Work to be completed:
Every line containing the word "Yngve" needs to be found and copied.

Records for the task:
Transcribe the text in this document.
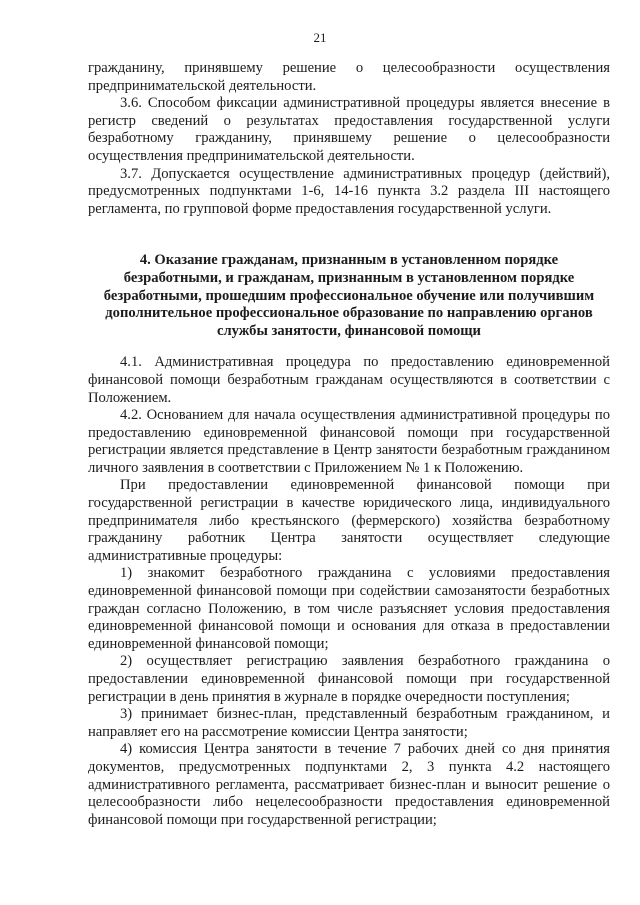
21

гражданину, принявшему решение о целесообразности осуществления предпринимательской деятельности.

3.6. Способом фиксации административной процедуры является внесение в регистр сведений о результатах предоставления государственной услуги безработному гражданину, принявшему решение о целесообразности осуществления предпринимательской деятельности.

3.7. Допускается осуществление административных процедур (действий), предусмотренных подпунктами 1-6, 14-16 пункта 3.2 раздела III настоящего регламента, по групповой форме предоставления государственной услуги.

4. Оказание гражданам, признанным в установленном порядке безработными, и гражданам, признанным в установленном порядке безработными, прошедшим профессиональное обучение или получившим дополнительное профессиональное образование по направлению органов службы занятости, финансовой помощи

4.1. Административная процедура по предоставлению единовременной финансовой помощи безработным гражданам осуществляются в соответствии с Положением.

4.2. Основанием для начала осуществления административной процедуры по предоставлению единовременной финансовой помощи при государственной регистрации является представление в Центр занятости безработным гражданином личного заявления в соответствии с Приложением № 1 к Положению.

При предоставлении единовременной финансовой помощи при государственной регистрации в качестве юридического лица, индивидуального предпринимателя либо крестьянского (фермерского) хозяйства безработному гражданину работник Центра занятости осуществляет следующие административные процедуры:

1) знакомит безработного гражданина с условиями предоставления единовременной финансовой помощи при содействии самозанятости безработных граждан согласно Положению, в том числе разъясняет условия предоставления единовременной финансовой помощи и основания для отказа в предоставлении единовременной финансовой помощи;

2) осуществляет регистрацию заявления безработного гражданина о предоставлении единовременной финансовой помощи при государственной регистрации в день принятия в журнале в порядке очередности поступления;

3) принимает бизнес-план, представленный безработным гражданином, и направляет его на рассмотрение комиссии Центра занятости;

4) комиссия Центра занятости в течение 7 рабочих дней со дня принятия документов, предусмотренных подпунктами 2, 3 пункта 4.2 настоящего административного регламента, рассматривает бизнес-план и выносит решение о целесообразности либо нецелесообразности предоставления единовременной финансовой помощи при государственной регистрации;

---

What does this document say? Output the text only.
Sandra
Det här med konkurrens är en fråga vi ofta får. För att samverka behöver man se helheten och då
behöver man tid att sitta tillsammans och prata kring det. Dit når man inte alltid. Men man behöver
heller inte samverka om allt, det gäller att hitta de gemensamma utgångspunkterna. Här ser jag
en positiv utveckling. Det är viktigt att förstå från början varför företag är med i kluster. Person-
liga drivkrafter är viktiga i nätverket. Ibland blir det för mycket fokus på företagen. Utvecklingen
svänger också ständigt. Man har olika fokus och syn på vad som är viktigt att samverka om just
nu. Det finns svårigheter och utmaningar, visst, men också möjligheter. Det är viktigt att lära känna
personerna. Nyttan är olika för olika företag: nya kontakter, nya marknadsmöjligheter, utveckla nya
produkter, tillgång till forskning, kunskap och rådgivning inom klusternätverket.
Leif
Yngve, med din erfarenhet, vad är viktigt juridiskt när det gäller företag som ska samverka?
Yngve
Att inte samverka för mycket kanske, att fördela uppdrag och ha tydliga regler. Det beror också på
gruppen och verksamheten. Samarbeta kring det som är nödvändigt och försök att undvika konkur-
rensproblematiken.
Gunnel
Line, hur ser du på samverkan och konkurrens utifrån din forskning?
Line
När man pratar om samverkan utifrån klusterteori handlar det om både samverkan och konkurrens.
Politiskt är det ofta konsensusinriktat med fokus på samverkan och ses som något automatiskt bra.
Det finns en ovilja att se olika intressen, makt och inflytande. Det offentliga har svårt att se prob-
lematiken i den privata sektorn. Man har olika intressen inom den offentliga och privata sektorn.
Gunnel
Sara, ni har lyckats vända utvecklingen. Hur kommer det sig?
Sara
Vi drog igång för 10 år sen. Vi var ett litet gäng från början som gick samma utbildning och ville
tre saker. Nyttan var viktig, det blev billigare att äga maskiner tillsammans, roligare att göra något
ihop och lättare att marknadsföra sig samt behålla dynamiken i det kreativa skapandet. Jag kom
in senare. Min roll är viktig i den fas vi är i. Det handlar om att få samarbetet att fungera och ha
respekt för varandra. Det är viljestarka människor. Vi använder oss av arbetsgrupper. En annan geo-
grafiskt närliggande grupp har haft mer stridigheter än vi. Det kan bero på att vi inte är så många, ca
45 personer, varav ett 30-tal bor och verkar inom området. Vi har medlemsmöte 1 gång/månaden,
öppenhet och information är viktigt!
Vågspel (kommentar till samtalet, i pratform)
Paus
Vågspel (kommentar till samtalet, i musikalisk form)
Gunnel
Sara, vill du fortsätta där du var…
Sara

Response to the exercise:
Yngve, med din erfarenhet, vad är viktigt juridiskt när det gäller företag som ska samverka?
Yngve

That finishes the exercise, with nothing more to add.